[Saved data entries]
============================================================
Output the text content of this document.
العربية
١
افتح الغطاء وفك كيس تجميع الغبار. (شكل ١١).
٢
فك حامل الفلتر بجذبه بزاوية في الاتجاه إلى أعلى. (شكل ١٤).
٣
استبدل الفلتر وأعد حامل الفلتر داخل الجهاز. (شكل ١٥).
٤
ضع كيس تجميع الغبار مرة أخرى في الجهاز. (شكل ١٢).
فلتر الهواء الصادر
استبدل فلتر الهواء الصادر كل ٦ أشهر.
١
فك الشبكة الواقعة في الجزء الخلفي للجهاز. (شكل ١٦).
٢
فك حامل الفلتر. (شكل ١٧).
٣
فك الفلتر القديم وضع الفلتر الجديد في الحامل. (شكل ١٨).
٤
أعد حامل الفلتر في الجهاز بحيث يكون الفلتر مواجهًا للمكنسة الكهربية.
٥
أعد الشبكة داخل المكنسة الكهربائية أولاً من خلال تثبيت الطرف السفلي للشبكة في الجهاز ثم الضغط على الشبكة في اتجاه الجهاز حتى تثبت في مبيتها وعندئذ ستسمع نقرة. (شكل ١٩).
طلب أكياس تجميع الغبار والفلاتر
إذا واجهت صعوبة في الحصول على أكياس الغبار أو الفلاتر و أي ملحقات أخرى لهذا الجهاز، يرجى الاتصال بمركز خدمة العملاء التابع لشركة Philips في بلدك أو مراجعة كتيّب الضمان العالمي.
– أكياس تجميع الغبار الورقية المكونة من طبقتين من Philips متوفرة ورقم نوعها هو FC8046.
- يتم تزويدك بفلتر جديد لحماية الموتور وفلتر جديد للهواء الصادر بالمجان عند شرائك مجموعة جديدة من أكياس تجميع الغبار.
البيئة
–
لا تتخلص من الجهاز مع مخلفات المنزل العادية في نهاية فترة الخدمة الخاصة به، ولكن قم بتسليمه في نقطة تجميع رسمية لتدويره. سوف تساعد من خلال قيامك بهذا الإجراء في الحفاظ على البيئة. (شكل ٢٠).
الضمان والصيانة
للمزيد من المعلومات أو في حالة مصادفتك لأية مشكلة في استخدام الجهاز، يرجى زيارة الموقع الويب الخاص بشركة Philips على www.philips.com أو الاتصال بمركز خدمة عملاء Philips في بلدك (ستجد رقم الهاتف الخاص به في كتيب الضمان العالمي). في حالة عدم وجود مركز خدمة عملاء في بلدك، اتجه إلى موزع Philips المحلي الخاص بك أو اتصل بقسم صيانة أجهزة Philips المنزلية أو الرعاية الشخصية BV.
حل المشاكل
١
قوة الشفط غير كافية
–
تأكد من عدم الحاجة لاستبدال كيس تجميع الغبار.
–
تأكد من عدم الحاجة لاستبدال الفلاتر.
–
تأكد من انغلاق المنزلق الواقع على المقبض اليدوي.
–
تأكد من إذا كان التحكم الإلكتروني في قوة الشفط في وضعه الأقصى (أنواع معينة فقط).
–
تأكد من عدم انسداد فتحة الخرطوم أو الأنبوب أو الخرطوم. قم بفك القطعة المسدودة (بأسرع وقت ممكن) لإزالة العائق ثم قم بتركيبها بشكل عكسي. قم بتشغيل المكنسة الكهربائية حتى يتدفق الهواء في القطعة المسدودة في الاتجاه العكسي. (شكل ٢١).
============================================================
▶ **Request**
Repeat every record exactly as written, please.

▶ **Written answer**
Output the text content of this document.
العربية
١
افتح الغطاء وفك كيس تجميع الغبار. (شكل ١١).
٢
فك حامل الفلتر بجذبه بزاوية في الاتجاه إلى أعلى. (شكل ١٤).
٣
استبدل الفلتر وأعد حامل الفلتر داخل الجهاز. (شكل ١٥).
٤
ضع كيس تجميع الغبار مرة أخرى في الجهاز. (شكل ١٢).
فلتر الهواء الصادر
استبدل فلتر الهواء الصادر كل ٦ أشهر.
١
فك الشبكة الواقعة في الجزء الخلفي للجهاز. (شكل ١٦).
٢
فك حامل الفلتر. (شكل ١٧).
٣
فك الفلتر القديم وضع الفلتر الجديد في الحامل. (شكل ١٨).
٤
أعد حامل الفلتر في الجهاز بحيث يكون الفلتر مواجهًا للمكنسة الكهربية.
٥
أعد الشبكة داخل المكنسة الكهربائية أولاً من خلال تثبيت الطرف السفلي للشبكة في الجهاز ثم الضغط على الشبكة في اتجاه الجهاز حتى تثبت في مبيتها وعندئذ ستسمع نقرة. (شكل ١٩).
طلب أكياس تجميع الغبار والفلاتر
إذا واجهت صعوبة في الحصول على أكياس الغبار أو الفلاتر و أي ملحقات أخرى لهذا الجهاز، يرجى الاتصال بمركز خدمة العملاء التابع لشركة Philips في بلدك أو مراجعة كتيّب الضمان العالمي.
– أكياس تجميع الغبار الورقية المكونة من طبقتين من Philips متوفرة ورقم نوعها هو FC8046.
- يتم تزويدك بفلتر جديد لحماية الموتور وفلتر جديد للهواء الصادر بالمجان عند شرائك مجموعة جديدة من أكياس تجميع الغبار.
البيئة
–
لا تتخلص من الجهاز مع مخلفات المنزل العادية في نهاية فترة الخدمة الخاصة به، ولكن قم بتسليمه في نقطة تجميع رسمية لتدويره. سوف تساعد من خلال قيامك بهذا الإجراء في الحفاظ على البيئة. (شكل ٢٠).
الضمان والصيانة
للمزيد من المعلومات أو في حالة مصادفتك لأية مشكلة في استخدام الجهاز، يرجى زيارة الموقع الويب الخاص بشركة Philips على www.philips.com أو الاتصال بمركز خدمة عملاء Philips في بلدك (ستجد رقم الهاتف الخاص به في كتيب الضمان العالمي). في حالة عدم وجود مركز خدمة عملاء في بلدك، اتجه إلى موزع Philips المحلي الخاص بك أو اتصل بقسم صيانة أجهزة Philips المنزلية أو الرعاية الشخصية BV.
حل المشاكل
١
قوة الشفط غير كافية
–
تأكد من عدم الحاجة لاستبدال كيس تجميع الغبار.
–
تأكد من عدم الحاجة لاستبدال الفلاتر.
–
تأكد من انغلاق المنزلق الواقع على المقبض اليدوي.
–
تأكد من إذا كان التحكم الإلكتروني في قوة الشفط في وضعه الأقصى (أنواع معينة فقط).
–
تأكد من عدم انسداد فتحة الخرطوم أو الأنبوب أو الخرطوم. قم بفك القطعة المسدودة (بأسرع وقت ممكن) لإزالة العائق ثم قم بتركيبها بشكل عكسي. قم بتشغيل المكنسة الكهربائية حتى يتدفق الهواء في القطعة المسدودة في الاتجاه العكسي. (شكل ٢١).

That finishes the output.